● Objective
Without the pictures, set down the records below word for word.

(Items from a dataset)
◆ ◆ ◆
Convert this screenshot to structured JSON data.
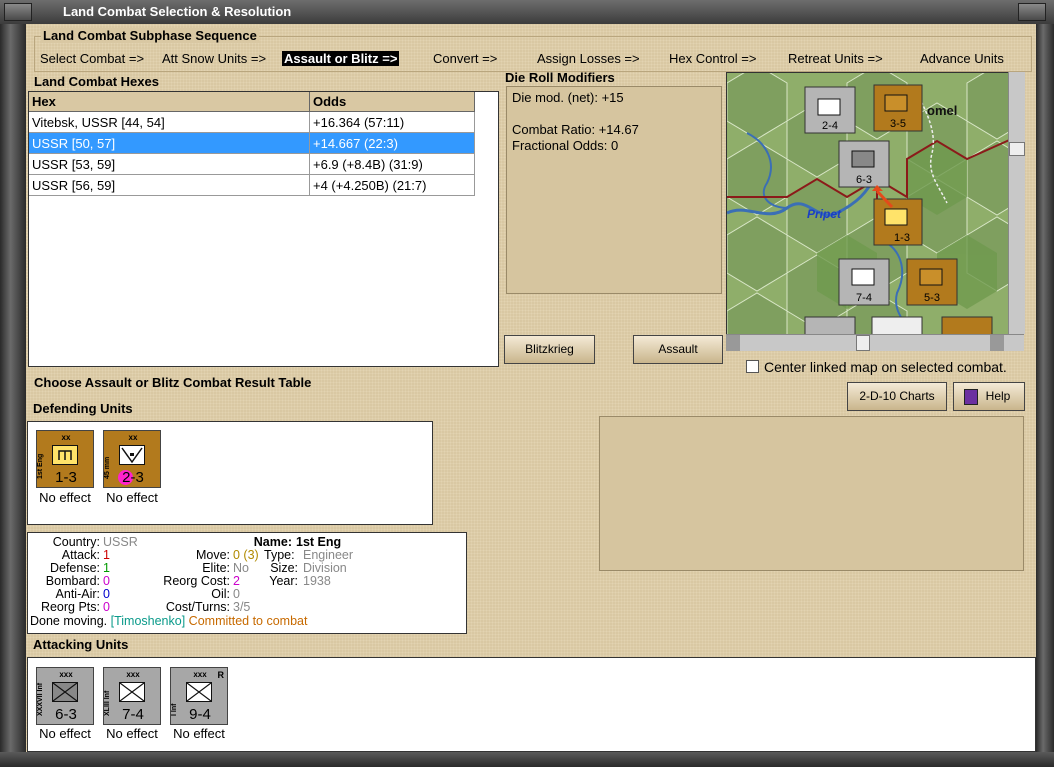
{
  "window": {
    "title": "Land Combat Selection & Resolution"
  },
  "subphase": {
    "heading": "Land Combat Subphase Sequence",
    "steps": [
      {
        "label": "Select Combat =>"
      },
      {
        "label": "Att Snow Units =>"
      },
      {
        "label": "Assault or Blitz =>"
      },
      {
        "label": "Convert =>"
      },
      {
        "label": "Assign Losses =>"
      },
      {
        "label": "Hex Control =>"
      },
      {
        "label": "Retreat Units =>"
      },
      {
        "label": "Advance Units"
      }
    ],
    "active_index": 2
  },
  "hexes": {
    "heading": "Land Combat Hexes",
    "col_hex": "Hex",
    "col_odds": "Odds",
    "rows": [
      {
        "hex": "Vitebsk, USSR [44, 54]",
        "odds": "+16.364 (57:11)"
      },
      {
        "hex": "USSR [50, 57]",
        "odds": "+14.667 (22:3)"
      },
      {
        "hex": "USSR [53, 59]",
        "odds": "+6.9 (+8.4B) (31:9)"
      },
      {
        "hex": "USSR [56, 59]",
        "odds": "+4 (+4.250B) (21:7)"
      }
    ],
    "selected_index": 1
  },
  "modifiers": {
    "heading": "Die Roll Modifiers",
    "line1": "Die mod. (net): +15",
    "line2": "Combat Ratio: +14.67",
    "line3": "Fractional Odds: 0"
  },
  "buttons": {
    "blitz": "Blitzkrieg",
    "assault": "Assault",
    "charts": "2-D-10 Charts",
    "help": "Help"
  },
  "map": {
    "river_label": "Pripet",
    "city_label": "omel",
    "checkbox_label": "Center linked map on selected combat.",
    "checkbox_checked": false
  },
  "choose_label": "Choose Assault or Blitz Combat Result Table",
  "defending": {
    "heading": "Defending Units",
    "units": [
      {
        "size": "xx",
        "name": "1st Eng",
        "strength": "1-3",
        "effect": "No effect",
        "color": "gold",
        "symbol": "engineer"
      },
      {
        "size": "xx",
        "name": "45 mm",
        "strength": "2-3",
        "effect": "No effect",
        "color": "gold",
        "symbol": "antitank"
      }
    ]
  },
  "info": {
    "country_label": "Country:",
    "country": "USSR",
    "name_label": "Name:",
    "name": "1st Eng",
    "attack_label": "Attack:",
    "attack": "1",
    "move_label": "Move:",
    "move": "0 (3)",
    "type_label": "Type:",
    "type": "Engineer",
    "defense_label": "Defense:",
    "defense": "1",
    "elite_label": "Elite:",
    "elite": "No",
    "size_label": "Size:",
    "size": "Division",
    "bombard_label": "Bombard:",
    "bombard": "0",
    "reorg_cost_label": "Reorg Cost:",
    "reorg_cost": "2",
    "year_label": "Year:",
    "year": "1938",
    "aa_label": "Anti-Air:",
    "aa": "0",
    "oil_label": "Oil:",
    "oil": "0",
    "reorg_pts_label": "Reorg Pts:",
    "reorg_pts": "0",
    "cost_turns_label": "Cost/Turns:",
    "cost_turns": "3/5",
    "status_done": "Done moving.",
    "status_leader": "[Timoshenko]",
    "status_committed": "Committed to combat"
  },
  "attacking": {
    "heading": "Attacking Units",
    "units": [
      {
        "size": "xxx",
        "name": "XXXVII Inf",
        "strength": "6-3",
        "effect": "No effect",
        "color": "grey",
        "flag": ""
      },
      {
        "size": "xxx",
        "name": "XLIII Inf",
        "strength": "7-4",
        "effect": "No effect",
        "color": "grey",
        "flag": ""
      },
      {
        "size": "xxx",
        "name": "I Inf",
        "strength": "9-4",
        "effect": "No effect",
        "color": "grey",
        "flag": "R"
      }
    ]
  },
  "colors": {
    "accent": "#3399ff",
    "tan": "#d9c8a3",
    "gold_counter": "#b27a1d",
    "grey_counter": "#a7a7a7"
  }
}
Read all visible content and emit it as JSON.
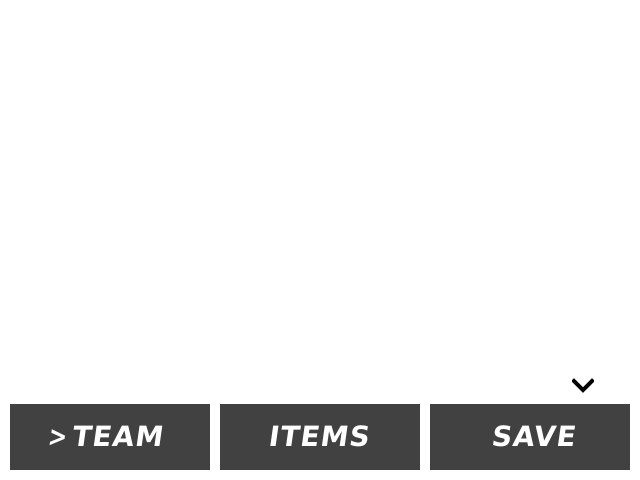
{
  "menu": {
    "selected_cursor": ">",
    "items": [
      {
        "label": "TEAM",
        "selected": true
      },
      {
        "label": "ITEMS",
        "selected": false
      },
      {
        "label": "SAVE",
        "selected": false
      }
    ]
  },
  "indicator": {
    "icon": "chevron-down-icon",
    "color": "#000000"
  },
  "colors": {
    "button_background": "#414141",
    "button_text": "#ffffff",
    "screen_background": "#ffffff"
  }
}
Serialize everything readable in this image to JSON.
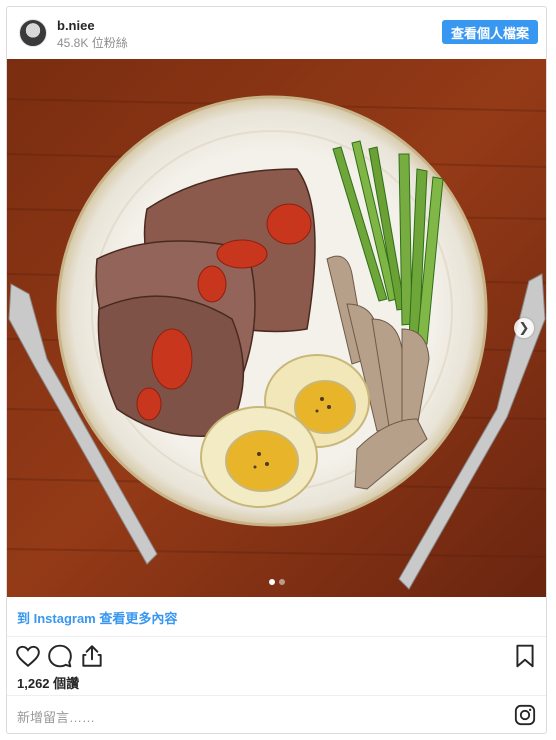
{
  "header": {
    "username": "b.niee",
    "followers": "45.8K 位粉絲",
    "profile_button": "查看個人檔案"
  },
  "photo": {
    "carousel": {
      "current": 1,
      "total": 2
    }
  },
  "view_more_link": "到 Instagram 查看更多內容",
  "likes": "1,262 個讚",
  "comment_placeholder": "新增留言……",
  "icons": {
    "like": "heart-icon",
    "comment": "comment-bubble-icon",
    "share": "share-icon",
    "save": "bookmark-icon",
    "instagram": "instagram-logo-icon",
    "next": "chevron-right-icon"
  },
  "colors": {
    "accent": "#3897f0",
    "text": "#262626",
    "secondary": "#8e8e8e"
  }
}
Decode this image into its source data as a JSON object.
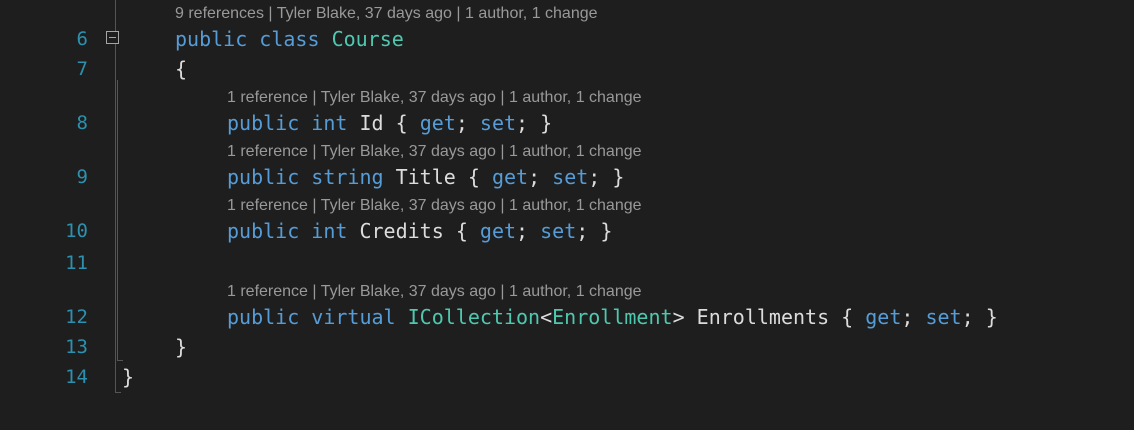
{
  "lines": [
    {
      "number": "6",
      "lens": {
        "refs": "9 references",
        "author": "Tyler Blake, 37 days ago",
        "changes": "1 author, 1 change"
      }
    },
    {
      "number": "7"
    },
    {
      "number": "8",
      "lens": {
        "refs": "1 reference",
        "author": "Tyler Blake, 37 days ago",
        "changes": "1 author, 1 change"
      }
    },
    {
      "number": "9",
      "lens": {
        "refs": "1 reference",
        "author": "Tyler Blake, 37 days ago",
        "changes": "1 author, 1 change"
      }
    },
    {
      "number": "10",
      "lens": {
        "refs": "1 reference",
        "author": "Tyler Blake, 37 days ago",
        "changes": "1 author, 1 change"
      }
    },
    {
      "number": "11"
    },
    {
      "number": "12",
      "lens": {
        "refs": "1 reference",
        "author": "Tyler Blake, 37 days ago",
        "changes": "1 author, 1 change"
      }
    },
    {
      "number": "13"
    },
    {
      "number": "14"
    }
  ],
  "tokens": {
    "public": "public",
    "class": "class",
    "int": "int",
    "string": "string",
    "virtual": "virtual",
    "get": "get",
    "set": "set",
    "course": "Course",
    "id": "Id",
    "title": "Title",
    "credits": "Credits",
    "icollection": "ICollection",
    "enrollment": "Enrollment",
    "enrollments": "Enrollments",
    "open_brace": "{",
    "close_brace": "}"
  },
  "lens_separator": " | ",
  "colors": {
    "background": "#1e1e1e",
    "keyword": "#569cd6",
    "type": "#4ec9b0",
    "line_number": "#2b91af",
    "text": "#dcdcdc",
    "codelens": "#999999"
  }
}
◆ ◆ ◆
● Expected output
Convert this screenshot to structured JSON data.
{
  "window": {
    "title": "Land Combat Selection & Resolution"
  },
  "subphase": {
    "heading": "Land Combat Subphase Sequence",
    "steps": [
      {
        "label": "Select Combat =>"
      },
      {
        "label": "Att Snow Units =>"
      },
      {
        "label": "Assault or Blitz =>"
      },
      {
        "label": "Convert =>"
      },
      {
        "label": "Assign Losses =>"
      },
      {
        "label": "Hex Control =>"
      },
      {
        "label": "Retreat Units =>"
      },
      {
        "label": "Advance Units"
      }
    ],
    "active_index": 2
  },
  "hexes": {
    "heading": "Land Combat Hexes",
    "col_hex": "Hex",
    "col_odds": "Odds",
    "rows": [
      {
        "hex": "Vitebsk, USSR [44, 54]",
        "odds": "+16.364 (57:11)"
      },
      {
        "hex": "USSR [50, 57]",
        "odds": "+14.667 (22:3)"
      },
      {
        "hex": "USSR [53, 59]",
        "odds": "+6.9 (+8.4B) (31:9)"
      },
      {
        "hex": "USSR [56, 59]",
        "odds": "+4 (+4.250B) (21:7)"
      }
    ],
    "selected_index": 1
  },
  "modifiers": {
    "heading": "Die Roll Modifiers",
    "line1": "Die mod. (net): +15",
    "line2": "Combat Ratio: +14.67",
    "line3": "Fractional Odds: 0"
  },
  "buttons": {
    "blitz": "Blitzkrieg",
    "assault": "Assault",
    "charts": "2-D-10 Charts",
    "help": "Help"
  },
  "map": {
    "river_label": "Pripet",
    "city_label": "omel",
    "checkbox_label": "Center linked map on selected combat.",
    "checkbox_checked": false
  },
  "choose_label": "Choose Assault or Blitz Combat Result Table",
  "defending": {
    "heading": "Defending Units",
    "units": [
      {
        "size": "xx",
        "name": "1st Eng",
        "strength": "1-3",
        "effect": "No effect",
        "color": "gold",
        "symbol": "engineer"
      },
      {
        "size": "xx",
        "name": "45 mm",
        "strength": "2-3",
        "effect": "No effect",
        "color": "gold",
        "symbol": "antitank"
      }
    ]
  },
  "info": {
    "country_label": "Country:",
    "country": "USSR",
    "name_label": "Name:",
    "name": "1st Eng",
    "attack_label": "Attack:",
    "attack": "1",
    "move_label": "Move:",
    "move": "0 (3)",
    "type_label": "Type:",
    "type": "Engineer",
    "defense_label": "Defense:",
    "defense": "1",
    "elite_label": "Elite:",
    "elite": "No",
    "size_label": "Size:",
    "size": "Division",
    "bombard_label": "Bombard:",
    "bombard": "0",
    "reorg_cost_label": "Reorg Cost:",
    "reorg_cost": "2",
    "year_label": "Year:",
    "year": "1938",
    "aa_label": "Anti-Air:",
    "aa": "0",
    "oil_label": "Oil:",
    "oil": "0",
    "reorg_pts_label": "Reorg Pts:",
    "reorg_pts": "0",
    "cost_turns_label": "Cost/Turns:",
    "cost_turns": "3/5",
    "status_done": "Done moving.",
    "status_leader": "[Timoshenko]",
    "status_committed": "Committed to combat"
  },
  "attacking": {
    "heading": "Attacking Units",
    "units": [
      {
        "size": "xxx",
        "name": "XXXVII Inf",
        "strength": "6-3",
        "effect": "No effect",
        "color": "grey",
        "flag": ""
      },
      {
        "size": "xxx",
        "name": "XLIII Inf",
        "strength": "7-4",
        "effect": "No effect",
        "color": "grey",
        "flag": ""
      },
      {
        "size": "xxx",
        "name": "I Inf",
        "strength": "9-4",
        "effect": "No effect",
        "color": "grey",
        "flag": "R"
      }
    ]
  },
  "colors": {
    "accent": "#3399ff",
    "tan": "#d9c8a3",
    "gold_counter": "#b27a1d",
    "grey_counter": "#a7a7a7"
  }
}
Read all visible content and emit it as JSON.
{
  "menu": {
    "selected_cursor": ">",
    "items": [
      {
        "label": "TEAM",
        "selected": true
      },
      {
        "label": "ITEMS",
        "selected": false
      },
      {
        "label": "SAVE",
        "selected": false
      }
    ]
  },
  "indicator": {
    "icon": "chevron-down-icon",
    "color": "#000000"
  },
  "colors": {
    "button_background": "#414141",
    "button_text": "#ffffff",
    "screen_background": "#ffffff"
  }
}
Serialize everything readable in this image to JSON.
{
  "header": {
    "username": "b.niee",
    "followers": "45.8K 位粉絲",
    "profile_button": "查看個人檔案"
  },
  "photo": {
    "carousel": {
      "current": 1,
      "total": 2
    }
  },
  "view_more_link": "到 Instagram 查看更多內容",
  "likes": "1,262 個讚",
  "comment_placeholder": "新增留言……",
  "icons": {
    "like": "heart-icon",
    "comment": "comment-bubble-icon",
    "share": "share-icon",
    "save": "bookmark-icon",
    "instagram": "instagram-logo-icon",
    "next": "chevron-right-icon"
  },
  "colors": {
    "accent": "#3897f0",
    "text": "#262626",
    "secondary": "#8e8e8e"
  }
}
Decode this image into its source data as a JSON object.
{
  "lines": [
    {
      "number": "6",
      "lens": {
        "refs": "9 references",
        "author": "Tyler Blake, 37 days ago",
        "changes": "1 author, 1 change"
      }
    },
    {
      "number": "7"
    },
    {
      "number": "8",
      "lens": {
        "refs": "1 reference",
        "author": "Tyler Blake, 37 days ago",
        "changes": "1 author, 1 change"
      }
    },
    {
      "number": "9",
      "lens": {
        "refs": "1 reference",
        "author": "Tyler Blake, 37 days ago",
        "changes": "1 author, 1 change"
      }
    },
    {
      "number": "10",
      "lens": {
        "refs": "1 reference",
        "author": "Tyler Blake, 37 days ago",
        "changes": "1 author, 1 change"
      }
    },
    {
      "number": "11"
    },
    {
      "number": "12",
      "lens": {
        "refs": "1 reference",
        "author": "Tyler Blake, 37 days ago",
        "changes": "1 author, 1 change"
      }
    },
    {
      "number": "13"
    },
    {
      "number": "14"
    }
  ],
  "tokens": {
    "public": "public",
    "class": "class",
    "int": "int",
    "string": "string",
    "virtual": "virtual",
    "get": "get",
    "set": "set",
    "course": "Course",
    "id": "Id",
    "title": "Title",
    "credits": "Credits",
    "icollection": "ICollection",
    "enrollment": "Enrollment",
    "enrollments": "Enrollments",
    "open_brace": "{",
    "close_brace": "}"
  },
  "lens_separator": " | ",
  "colors": {
    "background": "#1e1e1e",
    "keyword": "#569cd6",
    "type": "#4ec9b0",
    "line_number": "#2b91af",
    "text": "#dcdcdc",
    "codelens": "#999999"
  }
}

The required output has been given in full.